Data entries:
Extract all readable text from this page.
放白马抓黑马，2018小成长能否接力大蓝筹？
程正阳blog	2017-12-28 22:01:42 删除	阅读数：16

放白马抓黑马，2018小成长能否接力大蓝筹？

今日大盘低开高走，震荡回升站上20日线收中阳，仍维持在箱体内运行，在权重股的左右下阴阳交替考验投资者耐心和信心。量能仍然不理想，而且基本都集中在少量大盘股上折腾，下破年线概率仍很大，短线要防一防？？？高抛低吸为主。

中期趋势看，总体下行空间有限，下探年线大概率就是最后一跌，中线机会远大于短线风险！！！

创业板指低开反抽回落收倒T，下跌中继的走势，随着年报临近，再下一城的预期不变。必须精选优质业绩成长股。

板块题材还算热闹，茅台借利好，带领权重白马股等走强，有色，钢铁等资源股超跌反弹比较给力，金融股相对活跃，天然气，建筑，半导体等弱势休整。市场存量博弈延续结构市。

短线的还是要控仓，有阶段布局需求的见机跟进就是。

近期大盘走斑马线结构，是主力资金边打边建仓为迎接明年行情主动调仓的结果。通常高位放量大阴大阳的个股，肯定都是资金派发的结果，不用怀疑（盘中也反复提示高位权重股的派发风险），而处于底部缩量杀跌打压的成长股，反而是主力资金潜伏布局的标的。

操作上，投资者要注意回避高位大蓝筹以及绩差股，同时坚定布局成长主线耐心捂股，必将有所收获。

What to do: Output every line above without altering anything.

Task solution:
Extract all readable text from this page.
放白马抓黑马，2018小成长能否接力大蓝筹？
程正阳blog	2017-12-28 22:01:42 删除	阅读数：16

放白马抓黑马，2018小成长能否接力大蓝筹？

今日大盘低开高走，震荡回升站上20日线收中阳，仍维持在箱体内运行，在权重股的左右下阴阳交替考验投资者耐心和信心。量能仍然不理想，而且基本都集中在少量大盘股上折腾，下破年线概率仍很大，短线要防一防？？？高抛低吸为主。

中期趋势看，总体下行空间有限，下探年线大概率就是最后一跌，中线机会远大于短线风险！！！

创业板指低开反抽回落收倒T，下跌中继的走势，随着年报临近，再下一城的预期不变。必须精选优质业绩成长股。

板块题材还算热闹，茅台借利好，带领权重白马股等走强，有色，钢铁等资源股超跌反弹比较给力，金融股相对活跃，天然气，建筑，半导体等弱势休整。市场存量博弈延续结构市。

短线的还是要控仓，有阶段布局需求的见机跟进就是。

近期大盘走斑马线结构，是主力资金边打边建仓为迎接明年行情主动调仓的结果。通常高位放量大阴大阳的个股，肯定都是资金派发的结果，不用怀疑（盘中也反复提示高位权重股的派发风险），而处于底部缩量杀跌打压的成长股，反而是主力资金潜伏布局的标的。

操作上，投资者要注意回避高位大蓝筹以及绩差股，同时坚定布局成长主线耐心捂股，必将有所收获。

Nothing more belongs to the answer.